start Supplied information

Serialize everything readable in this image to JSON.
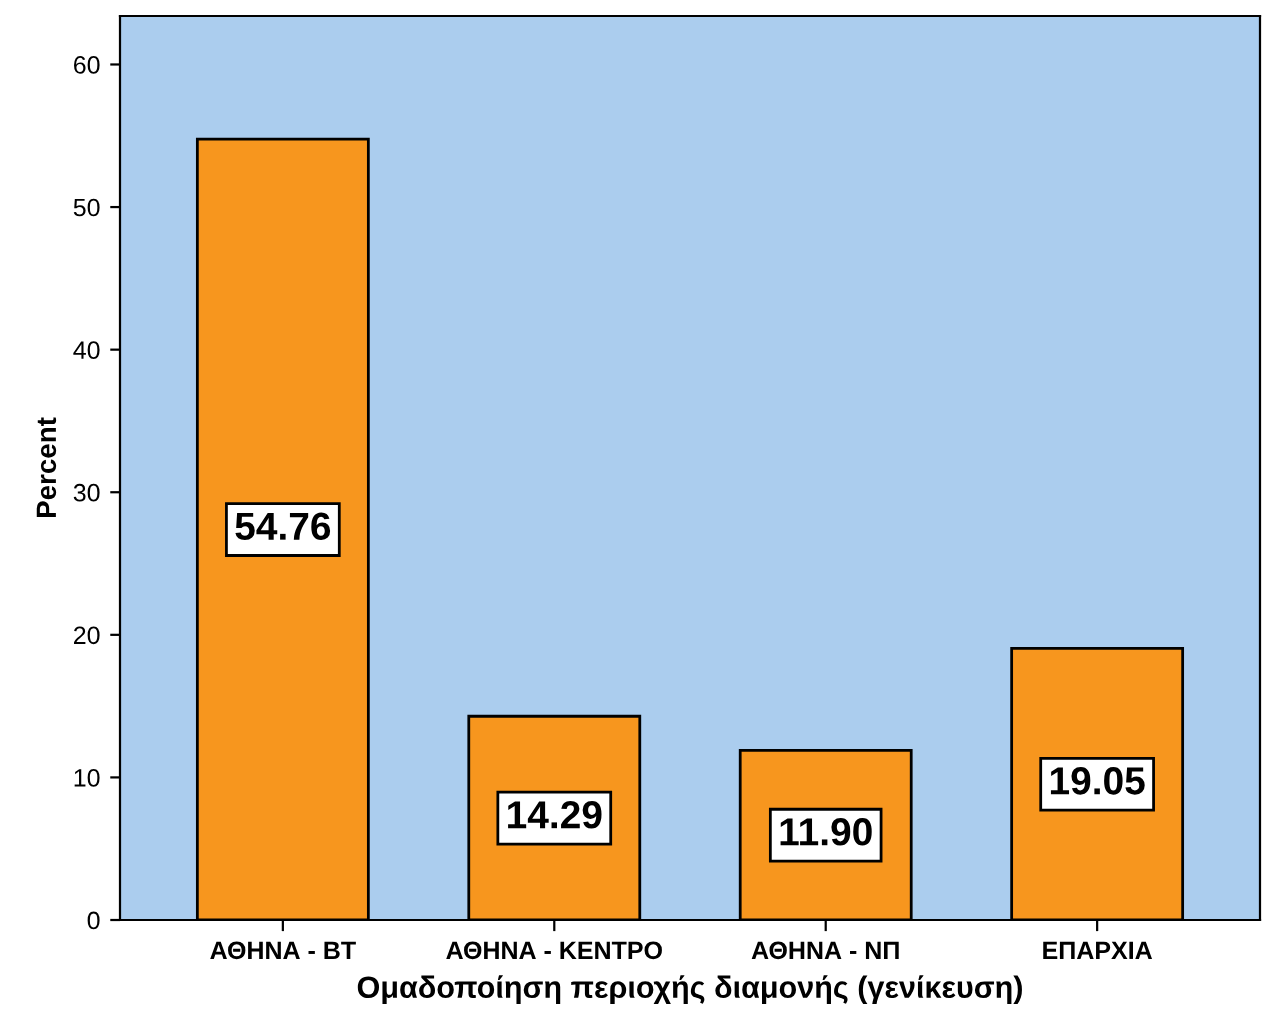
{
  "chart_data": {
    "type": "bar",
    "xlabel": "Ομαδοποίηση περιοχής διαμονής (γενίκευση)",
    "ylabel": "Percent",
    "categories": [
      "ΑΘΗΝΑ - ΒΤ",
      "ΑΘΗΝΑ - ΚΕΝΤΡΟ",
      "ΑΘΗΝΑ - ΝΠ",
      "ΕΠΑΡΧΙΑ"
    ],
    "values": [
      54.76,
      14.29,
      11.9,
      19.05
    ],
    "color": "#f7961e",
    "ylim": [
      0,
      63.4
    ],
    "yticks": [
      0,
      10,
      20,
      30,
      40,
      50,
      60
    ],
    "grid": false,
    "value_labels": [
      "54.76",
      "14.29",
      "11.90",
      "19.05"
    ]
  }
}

end Supplied information
start Supplied information

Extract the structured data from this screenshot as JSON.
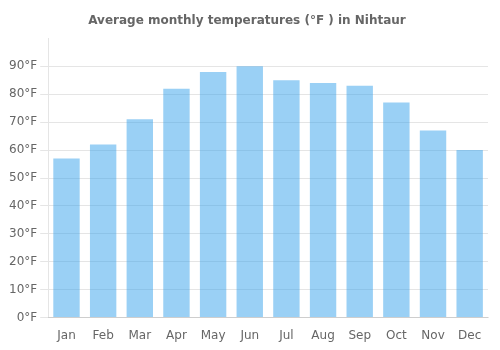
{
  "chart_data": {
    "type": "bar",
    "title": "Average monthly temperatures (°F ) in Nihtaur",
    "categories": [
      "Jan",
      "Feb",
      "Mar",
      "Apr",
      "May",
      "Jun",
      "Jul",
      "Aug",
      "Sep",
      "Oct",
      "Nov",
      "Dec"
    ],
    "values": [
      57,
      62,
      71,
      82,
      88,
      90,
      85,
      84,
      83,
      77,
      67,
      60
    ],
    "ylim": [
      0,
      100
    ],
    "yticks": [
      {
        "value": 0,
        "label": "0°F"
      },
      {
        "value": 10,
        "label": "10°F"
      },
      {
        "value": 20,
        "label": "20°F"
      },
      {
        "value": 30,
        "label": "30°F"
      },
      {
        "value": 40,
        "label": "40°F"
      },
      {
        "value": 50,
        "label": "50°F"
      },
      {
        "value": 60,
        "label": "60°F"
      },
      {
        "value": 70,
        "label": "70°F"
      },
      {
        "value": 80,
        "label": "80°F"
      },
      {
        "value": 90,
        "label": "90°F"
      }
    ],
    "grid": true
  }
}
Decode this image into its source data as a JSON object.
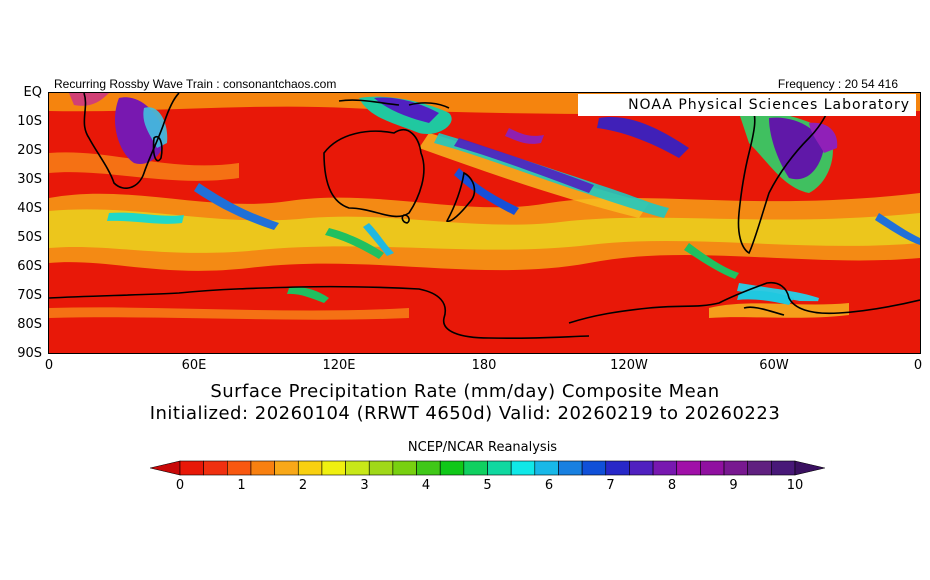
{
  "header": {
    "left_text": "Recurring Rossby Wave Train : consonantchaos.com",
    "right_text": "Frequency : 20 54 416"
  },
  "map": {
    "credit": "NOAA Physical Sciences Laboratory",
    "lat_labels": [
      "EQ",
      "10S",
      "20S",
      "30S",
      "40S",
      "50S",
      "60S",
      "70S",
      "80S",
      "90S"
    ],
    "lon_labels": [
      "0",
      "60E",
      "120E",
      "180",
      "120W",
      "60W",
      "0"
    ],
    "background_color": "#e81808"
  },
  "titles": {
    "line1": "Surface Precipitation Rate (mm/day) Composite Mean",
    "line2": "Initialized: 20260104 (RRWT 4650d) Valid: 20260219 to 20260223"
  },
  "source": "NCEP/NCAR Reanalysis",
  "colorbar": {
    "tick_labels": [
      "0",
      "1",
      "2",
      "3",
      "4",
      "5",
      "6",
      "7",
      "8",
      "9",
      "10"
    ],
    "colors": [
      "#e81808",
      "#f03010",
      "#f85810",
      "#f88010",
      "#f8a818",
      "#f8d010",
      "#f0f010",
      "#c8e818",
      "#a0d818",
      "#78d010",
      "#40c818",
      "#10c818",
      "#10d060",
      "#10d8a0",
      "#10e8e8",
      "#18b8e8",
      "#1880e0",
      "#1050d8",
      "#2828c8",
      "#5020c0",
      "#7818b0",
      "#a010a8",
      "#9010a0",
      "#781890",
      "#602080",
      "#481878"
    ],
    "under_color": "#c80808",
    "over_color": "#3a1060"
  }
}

end Supplied information
start Supplied information

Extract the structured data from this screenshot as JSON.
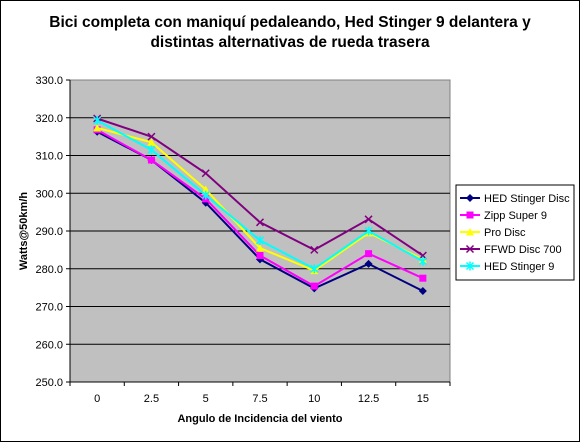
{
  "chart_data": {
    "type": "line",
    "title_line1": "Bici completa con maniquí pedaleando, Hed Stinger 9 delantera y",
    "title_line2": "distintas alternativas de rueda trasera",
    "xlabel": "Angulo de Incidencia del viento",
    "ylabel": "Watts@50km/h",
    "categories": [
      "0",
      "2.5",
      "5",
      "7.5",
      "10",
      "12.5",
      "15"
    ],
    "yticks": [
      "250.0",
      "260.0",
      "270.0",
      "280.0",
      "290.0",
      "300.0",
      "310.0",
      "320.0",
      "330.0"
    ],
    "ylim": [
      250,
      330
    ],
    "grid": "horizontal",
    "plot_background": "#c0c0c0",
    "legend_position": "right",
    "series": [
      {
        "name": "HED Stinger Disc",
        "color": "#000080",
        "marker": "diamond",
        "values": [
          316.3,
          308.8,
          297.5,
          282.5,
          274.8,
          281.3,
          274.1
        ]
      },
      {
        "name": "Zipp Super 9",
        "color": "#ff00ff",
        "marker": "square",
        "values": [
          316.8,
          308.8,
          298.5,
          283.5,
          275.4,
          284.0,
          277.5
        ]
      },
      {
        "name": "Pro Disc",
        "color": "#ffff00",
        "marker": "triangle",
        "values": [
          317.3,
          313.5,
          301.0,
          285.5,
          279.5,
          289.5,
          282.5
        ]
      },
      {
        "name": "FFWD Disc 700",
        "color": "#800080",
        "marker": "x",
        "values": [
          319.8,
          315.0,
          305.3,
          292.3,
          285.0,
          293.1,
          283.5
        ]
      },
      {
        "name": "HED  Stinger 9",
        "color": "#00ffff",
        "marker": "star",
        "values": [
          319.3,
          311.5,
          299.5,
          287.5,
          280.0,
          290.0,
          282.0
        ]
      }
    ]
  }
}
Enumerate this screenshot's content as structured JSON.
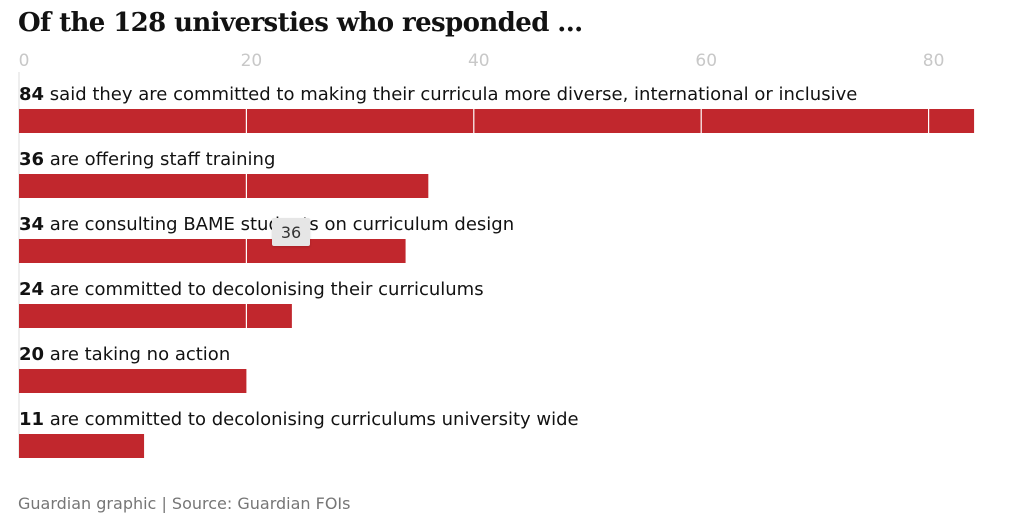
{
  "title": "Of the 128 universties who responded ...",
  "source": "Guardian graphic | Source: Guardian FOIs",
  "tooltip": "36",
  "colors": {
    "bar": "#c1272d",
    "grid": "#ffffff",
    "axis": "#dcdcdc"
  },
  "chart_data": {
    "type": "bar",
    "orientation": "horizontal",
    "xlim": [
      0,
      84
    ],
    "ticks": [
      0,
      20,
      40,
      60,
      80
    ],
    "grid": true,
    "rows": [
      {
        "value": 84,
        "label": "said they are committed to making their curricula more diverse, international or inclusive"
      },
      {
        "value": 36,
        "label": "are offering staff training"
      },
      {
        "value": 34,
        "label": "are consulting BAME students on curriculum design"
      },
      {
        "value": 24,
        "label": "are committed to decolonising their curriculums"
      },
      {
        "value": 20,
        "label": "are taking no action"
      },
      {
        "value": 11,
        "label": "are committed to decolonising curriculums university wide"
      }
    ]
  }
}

end Supplied information

● **Exercise brief**:
Return each line of the data that contains the string "committed".

● **Answer for the task**:
        "label": "said they are committed to making their curricula more diverse, international or inclusive"
        "label": "are committed to decolonising their curriculums"
        "label": "are committed to decolonising curriculums university wide"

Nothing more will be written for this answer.